▸ WHAT THIS EXERCISE ASKS:
**1.** Transcribe the part of the passage on early baseball players that begins at the words "Atwater. Atwater played" and stops after "apparently still alive.".
**2.** Update the records from their start through the line containing "prizes-report-background-image-label: Prizes report", replacing "visible" with "displayed" and leaving everything else unchanged; return only those lines.
___ EXTRACT TO READ
Atwater. Atwater played a key role in one of the greatest upsets of the era,
pitching the Niagaras of Buffalo to a stunning win over the Atlantics of
Brooklyn. His father, also named Edward M. Atwater, was a wealthy Buffalo oil
refiner. But the younger man only shows up in the 1870 census in Cincinnati and
never lives with his father. In addition, his father’s wife is too young to be
his mother, so presumably she was his stepmother. UPDATE: FOUND
2. Patsy Dockney. Dockney was born in 1845 in Ireland,
grew up in Hoboken and became one of the most notorious revolvers of the late
1860s. He was dead by 1893 but there’s no record of his death despite his
having served for three years in the Civil War.
3. Waddy Beach. This prominent member of the Eckfords was
reported to have vanished by 1887, though he was apparently still alive.
4. John Horn Jr. Horn was a key member of the Detroit Base
Ball Club and, in 1874, earned a Congressional Gold Medal for having saved more
than 100 people from drowning. He was born in England in 1843, served as a
Detroit alderman and was apparently still living there in 1915.
5. Aleck Pearsall. Pearsall was the star first
baseman for the Excelsiors, but was expelled when he enlisted with the
Confederates. UPDATE: FOUND
6. Joe Leggett. Another of the stars of the Excelsiors,
Joe Leggett absconded with several thousand dollars from his job at City Hall.
A family genealogy says he died in Galveston on July 25, 1894, but that has
never been confirmed.
7. Richard H. Thorn. Thorn pitched for several of the
important early clubs. He later worked in the Washington Market as a fruit
dealer and was still working there in 1887.
8. George Fox. Fox was a Georgetown graduate who was lured
into joining the Nationals on their 1867 tour by the offer of a job in the
Treasury department. A 1902 note said he was working as a lawyer in Nome,
Alaska, and then he was reportedly living in San Francisco in 1906.
______
___ ENTRIES PROVIDED
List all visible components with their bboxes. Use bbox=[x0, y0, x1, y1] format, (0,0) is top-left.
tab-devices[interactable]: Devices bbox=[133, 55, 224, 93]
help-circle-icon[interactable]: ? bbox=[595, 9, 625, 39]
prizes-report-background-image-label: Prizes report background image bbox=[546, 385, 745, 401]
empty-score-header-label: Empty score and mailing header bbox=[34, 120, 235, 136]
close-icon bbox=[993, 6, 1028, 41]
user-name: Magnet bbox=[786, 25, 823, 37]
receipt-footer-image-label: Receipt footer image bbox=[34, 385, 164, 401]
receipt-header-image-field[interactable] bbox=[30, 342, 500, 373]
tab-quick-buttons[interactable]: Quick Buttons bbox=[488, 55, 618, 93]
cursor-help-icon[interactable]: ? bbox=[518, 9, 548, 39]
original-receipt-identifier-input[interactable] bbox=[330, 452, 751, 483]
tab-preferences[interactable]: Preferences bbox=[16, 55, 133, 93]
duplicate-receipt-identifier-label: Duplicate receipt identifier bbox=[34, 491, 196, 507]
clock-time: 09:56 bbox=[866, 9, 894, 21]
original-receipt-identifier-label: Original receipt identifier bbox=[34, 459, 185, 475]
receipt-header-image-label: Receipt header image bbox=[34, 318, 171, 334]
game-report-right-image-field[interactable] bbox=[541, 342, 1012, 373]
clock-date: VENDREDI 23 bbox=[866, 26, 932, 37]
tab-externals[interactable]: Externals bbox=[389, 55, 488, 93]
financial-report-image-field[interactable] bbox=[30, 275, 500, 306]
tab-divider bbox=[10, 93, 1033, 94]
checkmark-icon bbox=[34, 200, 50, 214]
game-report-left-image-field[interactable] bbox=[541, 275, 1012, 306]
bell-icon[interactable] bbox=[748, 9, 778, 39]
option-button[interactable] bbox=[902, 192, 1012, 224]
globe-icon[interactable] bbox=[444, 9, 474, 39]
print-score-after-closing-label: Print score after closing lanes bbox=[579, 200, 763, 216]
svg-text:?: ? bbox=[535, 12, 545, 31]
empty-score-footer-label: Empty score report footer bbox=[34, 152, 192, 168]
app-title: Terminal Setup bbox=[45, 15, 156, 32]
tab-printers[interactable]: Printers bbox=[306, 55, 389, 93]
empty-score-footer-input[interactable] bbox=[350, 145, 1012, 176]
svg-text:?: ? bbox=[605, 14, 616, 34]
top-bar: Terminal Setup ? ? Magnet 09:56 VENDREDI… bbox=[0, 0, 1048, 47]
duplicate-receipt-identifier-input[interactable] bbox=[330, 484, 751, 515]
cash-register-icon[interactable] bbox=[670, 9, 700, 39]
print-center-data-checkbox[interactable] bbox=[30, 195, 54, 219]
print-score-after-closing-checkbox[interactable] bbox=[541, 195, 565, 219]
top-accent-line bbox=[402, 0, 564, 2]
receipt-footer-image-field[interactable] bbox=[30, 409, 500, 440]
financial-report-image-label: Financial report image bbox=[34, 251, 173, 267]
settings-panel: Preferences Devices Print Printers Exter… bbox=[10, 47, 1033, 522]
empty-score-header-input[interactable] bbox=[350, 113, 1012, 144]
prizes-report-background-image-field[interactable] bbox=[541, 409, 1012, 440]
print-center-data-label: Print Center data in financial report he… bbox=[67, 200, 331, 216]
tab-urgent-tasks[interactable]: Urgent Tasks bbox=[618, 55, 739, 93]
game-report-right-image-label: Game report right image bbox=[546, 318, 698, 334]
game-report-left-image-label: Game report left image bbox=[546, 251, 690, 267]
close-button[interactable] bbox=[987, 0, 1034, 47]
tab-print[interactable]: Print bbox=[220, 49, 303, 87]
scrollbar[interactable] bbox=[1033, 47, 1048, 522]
______
▸ PROBLEM SOLUTIONS:
**1.**
Atwater. Atwater played a key role in one of the greatest upsets of the era,
pitching the Niagaras of Buffalo to a stunning win over the Atlantics of
Brooklyn. His father, also named Edward M. Atwater, was a wealthy Buffalo oil
refiner. But the younger man only shows up in the 1870 census in Cincinnati and
never lives with his father. In addition, his father’s wife is too young to be
his mother, so presumably she was his stepmother. UPDATE: FOUND
2. Patsy Dockney. Dockney was born in 1845 in Ireland,
grew up in Hoboken and became one of the most notorious revolvers of the late
1860s. He was dead by 1893 but there’s no record of his death despite his
having served for three years in the Civil War.
3. Waddy Beach. This prominent member of the Eckfords was
reported to have vanished by 1887, though he was apparently still alive.

**2.**
List all displayed components with their bboxes. Use bbox=[x0, y0, x1, y1] format, (0,0) is top-left.
tab-devices[interactable]: Devices bbox=[133, 55, 224, 93]
help-circle-icon[interactable]: ? bbox=[595, 9, 625, 39]
prizes-report-background-image-label: Prizes report background image bbox=[546, 385, 745, 401]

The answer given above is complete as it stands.